▶ Extract to read
Working with Scoring Flows and Pipelines

This page explains how you can create Scoring Pipelines and Scoring Flows.

Contents

Overview

  • Scoring Pipeline: A scoring pipeline is a design-time artifact that defines a scoring pipeline. A scoring pipeline defines a data source, a data sink, one or more scoring flows, and zero or more models used in the scoring flow.
  • Scoring Flow: A scoring flow is an ordered sequence of processing steps that operate on data received from a data source and sent to a data sink. The data flowing through a scoring flow can be transformed and augmented by processing steps.

Working with Scoring Flows and Scoring Pipelines

Creating a Scoring Flow

  1. In the Project Explorer pane, under Overview section, click Scoring Flows.
  2. Click Create a scoring flow to create a new scoring flow. You can also click Add one to add a new scoring flow if there are none present.
  3. Select the project name from the list.
  4. Add the flow name. The extension is added automatically.

  5. Click Create.

Authoring a Scoring Flow

  • In the Project Explorer pane, click Scoring Flows.
  • Select the scoring flow.
  • Select a scoring flow template by clicking the Load template flows option under Edit section.

  • The Score template can be configured by following these steps:

    1. Configure the Input block.
      1. Click Input block to open the Input processing step’s configuration form.
      2. Click the drop-down menu on the Load Schema From > Model Schema > and select the schema that matches with the model

      3. Doing this automatically populates the input data source schema fields.

▶ Directive
Can you reproduce the page above on scoring flows and pipelines in full, word for word?

▶ Records supplied
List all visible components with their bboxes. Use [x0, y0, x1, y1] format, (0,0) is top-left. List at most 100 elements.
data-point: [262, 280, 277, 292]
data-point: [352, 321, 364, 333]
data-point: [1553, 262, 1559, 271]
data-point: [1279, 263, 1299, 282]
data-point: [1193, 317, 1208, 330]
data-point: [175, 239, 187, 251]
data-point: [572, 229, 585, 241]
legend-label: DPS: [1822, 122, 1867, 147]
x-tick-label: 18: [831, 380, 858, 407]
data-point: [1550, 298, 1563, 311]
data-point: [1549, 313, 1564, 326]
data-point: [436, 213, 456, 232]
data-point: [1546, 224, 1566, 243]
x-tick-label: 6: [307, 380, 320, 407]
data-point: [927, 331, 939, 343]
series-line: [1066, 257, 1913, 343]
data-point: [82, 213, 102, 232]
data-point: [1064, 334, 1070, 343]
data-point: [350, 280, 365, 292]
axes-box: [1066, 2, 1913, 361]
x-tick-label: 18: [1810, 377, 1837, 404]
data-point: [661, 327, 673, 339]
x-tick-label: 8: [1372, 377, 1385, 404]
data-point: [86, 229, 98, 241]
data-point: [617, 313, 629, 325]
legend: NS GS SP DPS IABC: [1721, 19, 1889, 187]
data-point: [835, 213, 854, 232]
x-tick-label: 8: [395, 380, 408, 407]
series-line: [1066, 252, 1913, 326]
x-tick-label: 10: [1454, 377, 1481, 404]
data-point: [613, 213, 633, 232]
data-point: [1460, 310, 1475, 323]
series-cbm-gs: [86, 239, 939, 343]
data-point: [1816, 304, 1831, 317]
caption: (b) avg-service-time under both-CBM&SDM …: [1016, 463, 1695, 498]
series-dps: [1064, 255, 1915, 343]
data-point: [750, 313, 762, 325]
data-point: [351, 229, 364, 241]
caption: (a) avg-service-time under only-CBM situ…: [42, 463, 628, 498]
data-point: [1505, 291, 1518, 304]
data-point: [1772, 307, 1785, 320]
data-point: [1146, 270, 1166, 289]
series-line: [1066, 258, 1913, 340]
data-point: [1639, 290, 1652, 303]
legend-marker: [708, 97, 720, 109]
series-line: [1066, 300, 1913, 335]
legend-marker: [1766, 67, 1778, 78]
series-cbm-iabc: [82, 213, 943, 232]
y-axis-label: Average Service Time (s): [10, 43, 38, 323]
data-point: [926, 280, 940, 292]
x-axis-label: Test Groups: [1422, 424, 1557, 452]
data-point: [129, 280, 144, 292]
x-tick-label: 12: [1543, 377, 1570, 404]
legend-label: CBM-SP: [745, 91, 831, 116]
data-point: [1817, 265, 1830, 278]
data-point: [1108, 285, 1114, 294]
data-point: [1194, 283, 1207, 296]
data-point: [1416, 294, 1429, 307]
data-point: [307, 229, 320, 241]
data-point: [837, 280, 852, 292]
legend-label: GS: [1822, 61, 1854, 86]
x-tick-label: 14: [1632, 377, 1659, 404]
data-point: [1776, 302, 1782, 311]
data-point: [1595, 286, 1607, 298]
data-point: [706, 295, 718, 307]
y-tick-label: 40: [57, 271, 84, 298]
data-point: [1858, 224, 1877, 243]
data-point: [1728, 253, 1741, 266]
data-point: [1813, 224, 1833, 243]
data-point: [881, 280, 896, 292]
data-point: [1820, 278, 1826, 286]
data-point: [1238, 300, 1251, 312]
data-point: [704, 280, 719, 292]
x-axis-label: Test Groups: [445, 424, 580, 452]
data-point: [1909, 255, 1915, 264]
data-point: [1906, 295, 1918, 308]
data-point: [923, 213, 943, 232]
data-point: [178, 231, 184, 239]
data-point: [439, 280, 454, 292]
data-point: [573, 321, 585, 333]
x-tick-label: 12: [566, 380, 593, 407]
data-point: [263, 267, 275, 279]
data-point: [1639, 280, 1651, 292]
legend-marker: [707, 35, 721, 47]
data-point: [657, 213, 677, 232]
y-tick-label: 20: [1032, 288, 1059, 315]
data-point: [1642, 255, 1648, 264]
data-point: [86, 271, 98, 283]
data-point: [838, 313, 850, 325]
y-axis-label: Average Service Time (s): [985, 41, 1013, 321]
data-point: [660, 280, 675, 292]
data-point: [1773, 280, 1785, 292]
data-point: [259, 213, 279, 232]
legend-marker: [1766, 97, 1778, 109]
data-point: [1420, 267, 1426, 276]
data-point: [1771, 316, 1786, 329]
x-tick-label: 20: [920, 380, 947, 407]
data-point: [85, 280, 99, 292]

▶ Expected output
Working with Scoring Flows and Pipelines

This page explains how you can create Scoring Pipelines and Scoring Flows.

Contents

Overview

  • Scoring Pipeline: A scoring pipeline is a design-time artifact that defines a scoring pipeline. A scoring pipeline defines a data source, a data sink, one or more scoring flows, and zero or more models used in the scoring flow.
  • Scoring Flow: A scoring flow is an ordered sequence of processing steps that operate on data received from a data source and sent to a data sink. The data flowing through a scoring flow can be transformed and augmented by processing steps.

Working with Scoring Flows and Scoring Pipelines

Creating a Scoring Flow

  1. In the Project Explorer pane, under Overview section, click Scoring Flows.
  2. Click Create a scoring flow to create a new scoring flow. You can also click Add one to add a new scoring flow if there are none present.
  3. Select the project name from the list.
  4. Add the flow name. The extension is added automatically.

  5. Click Create.

Authoring a Scoring Flow

  • In the Project Explorer pane, click Scoring Flows.
  • Select the scoring flow.
  • Select a scoring flow template by clicking the Load template flows option under Edit section.

  • The Score template can be configured by following these steps:

    1. Configure the Input block.
      1. Click Input block to open the Input processing step’s configuration form.
      2. Click the drop-down menu on the Load Schema From > Model Schema > and select the schema that matches with the model

      3. Doing this automatically populates the input data source schema fields.